**Goal of the exercise**
Reproduce the listing below word for word, with no pictures.

---------- Extracted material

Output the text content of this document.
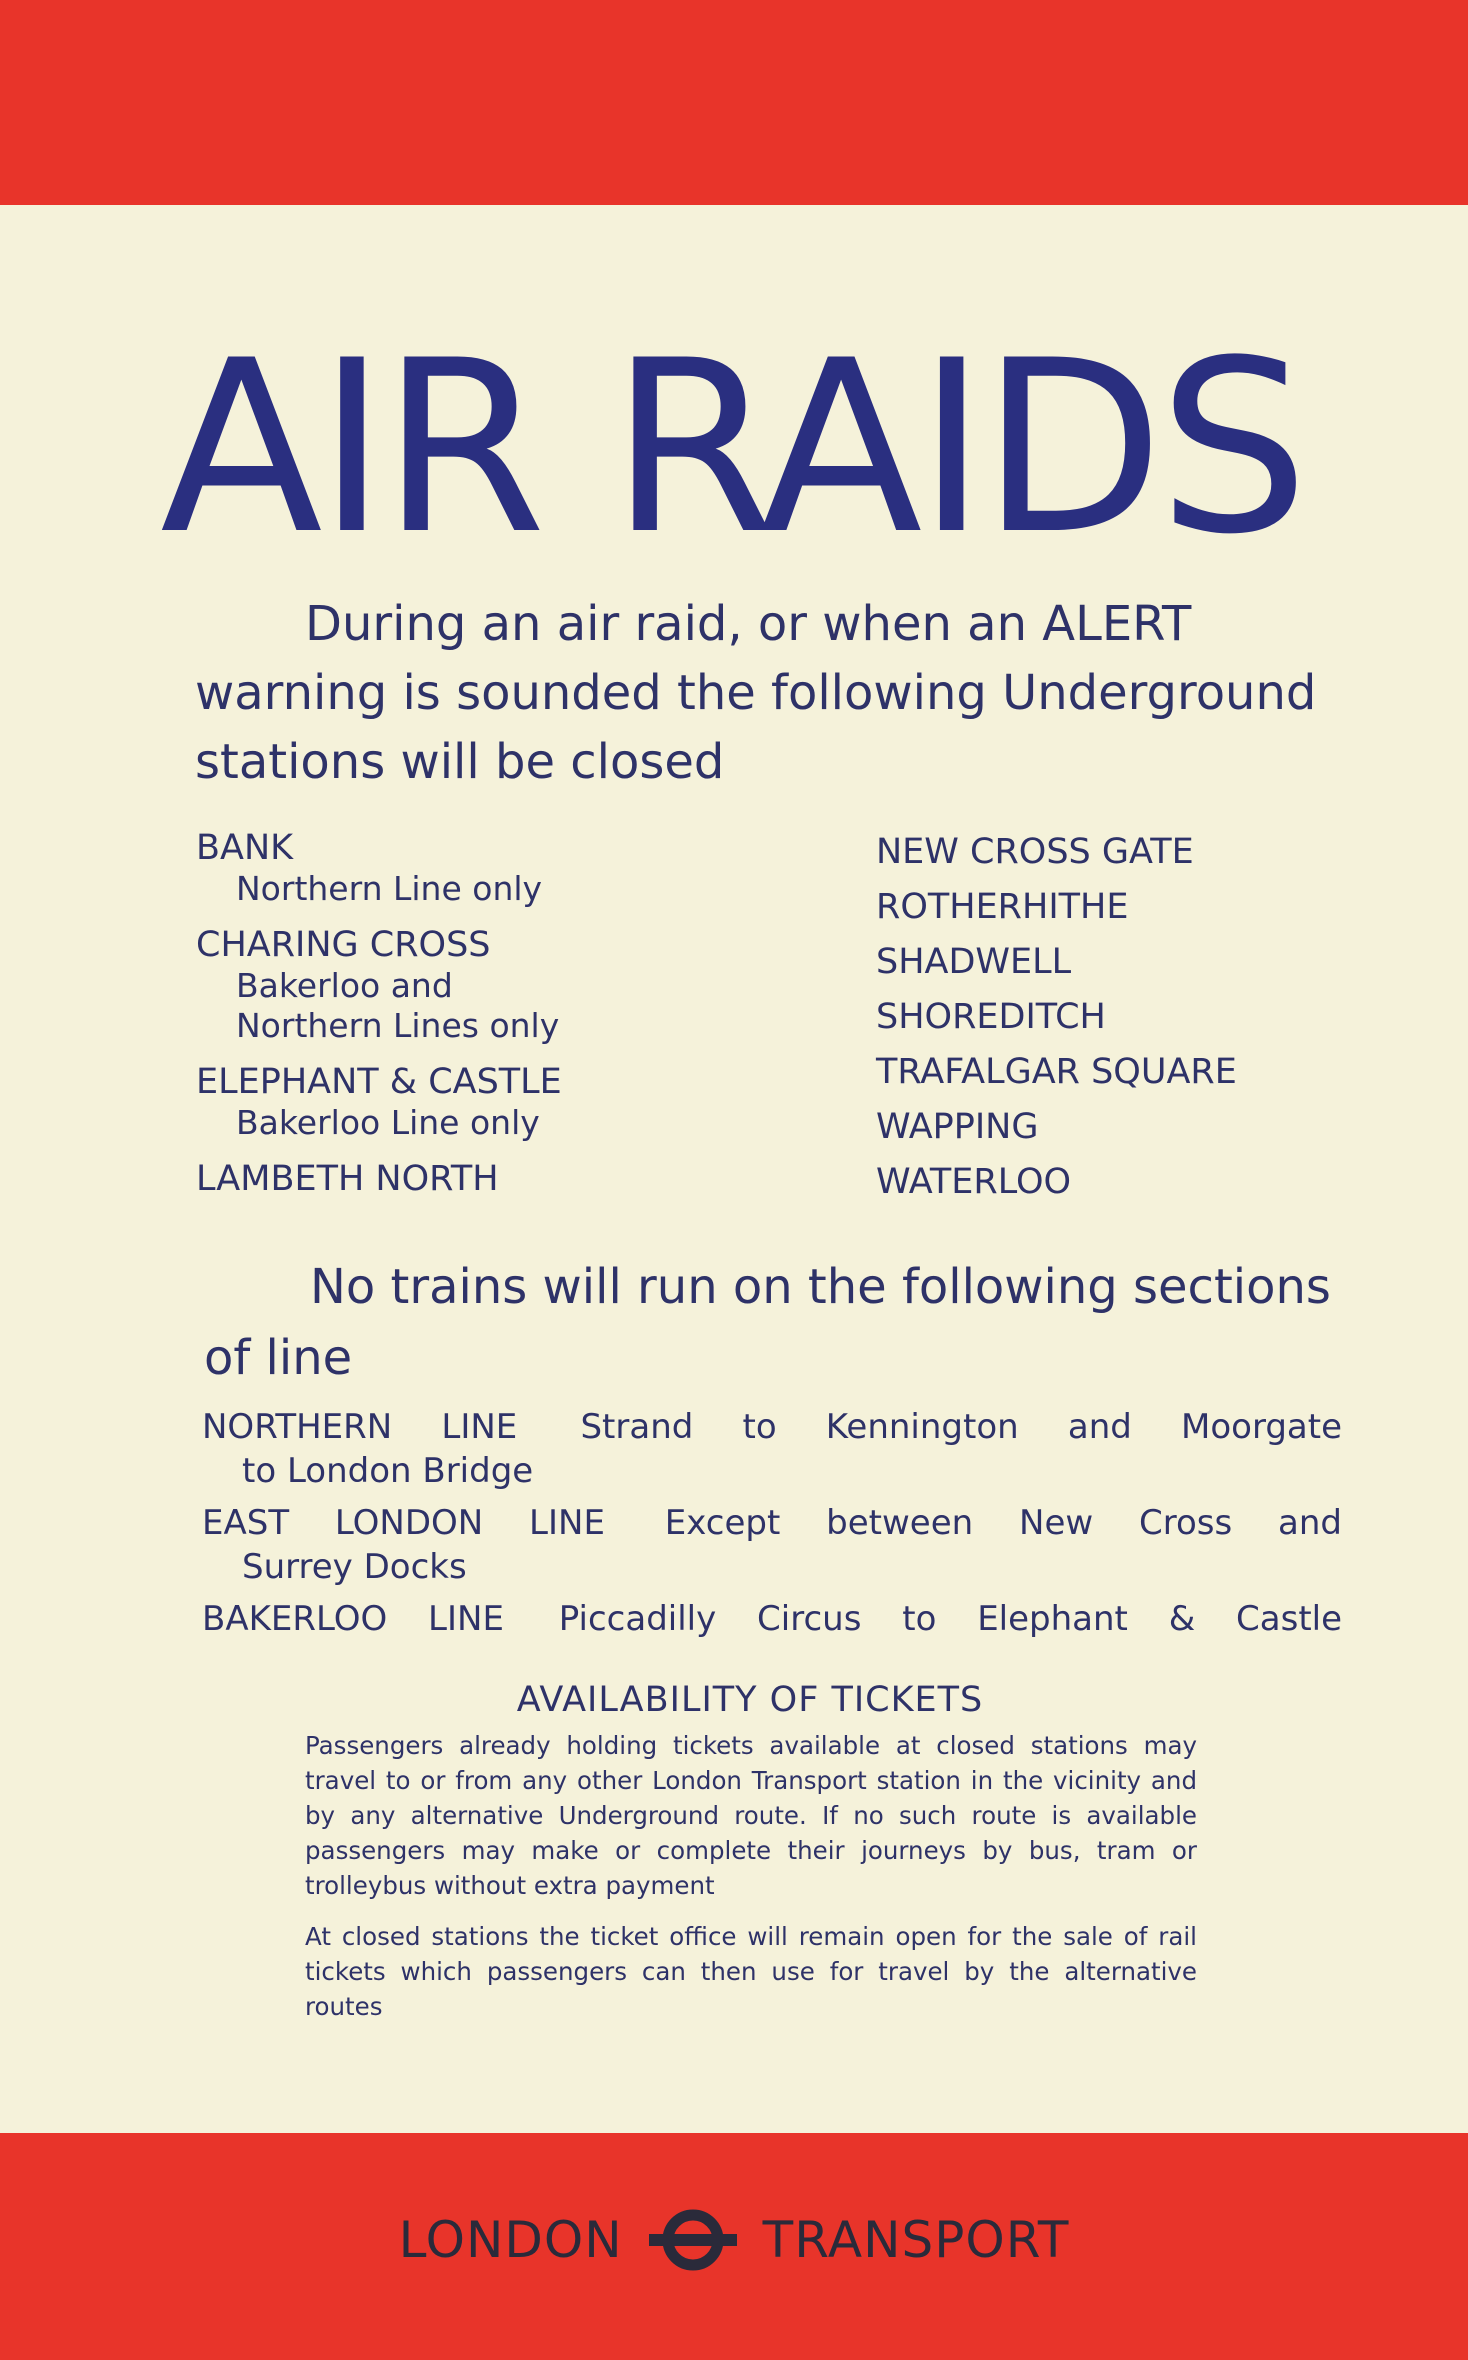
AIR RAIDS

During an air raid, or when an ALERT warning is sounded the following Underground stations will be closed

BANK
Northern Line only
CHARING CROSS
Bakerloo and
Northern Lines only
ELEPHANT & CASTLE
Bakerloo Line only
LAMBETH NORTH

NEW CROSS GATE

ROTHERHITHE

SHADWELL

SHOREDITCH

TRAFALGAR SQUARE

WAPPING

WATERLOO

No trains will run on the following sections of line

NORTHERN LINE Strand to Kennington and Moorgate
to London Bridge
EAST LONDON LINE Except between New Cross and
Surrey Docks
BAKERLOO LINE Piccadilly Circus to Elephant & Castle
AVAILABILITY OF TICKETS

Passengers already holding tickets available at closed stations may travel to or from any other London Transport station in the vicinity and by any alternative Underground route. If no such route is available passengers may make or complete their journeys by bus, tram or trolleybus without extra payment

At closed stations the ticket office will remain open for the sale of rail tickets which passengers can then use for travel by the alternative routes

LONDON	TRANSPORT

--------------------

**Problem solution**
Output the text content of this document.
AIR RAIDS

During an air raid, or when an ALERT warning is sounded the following Underground stations will be closed

BANK
Northern Line only
CHARING CROSS
Bakerloo and
Northern Lines only
ELEPHANT & CASTLE
Bakerloo Line only
LAMBETH NORTH

NEW CROSS GATE

ROTHERHITHE

SHADWELL

SHOREDITCH

TRAFALGAR SQUARE

WAPPING

WATERLOO

No trains will run on the following sections of line

NORTHERN LINE Strand to Kennington and Moorgate
to London Bridge
EAST LONDON LINE Except between New Cross and
Surrey Docks
BAKERLOO LINE Piccadilly Circus to Elephant & Castle
AVAILABILITY OF TICKETS

Passengers already holding tickets available at closed stations may travel to or from any other London Transport station in the vicinity and by any alternative Underground route. If no such route is available passengers may make or complete their journeys by bus, tram or trolleybus without extra payment

At closed stations the ticket office will remain open for the sale of rail tickets which passengers can then use for travel by the alternative routes

LONDON	TRANSPORT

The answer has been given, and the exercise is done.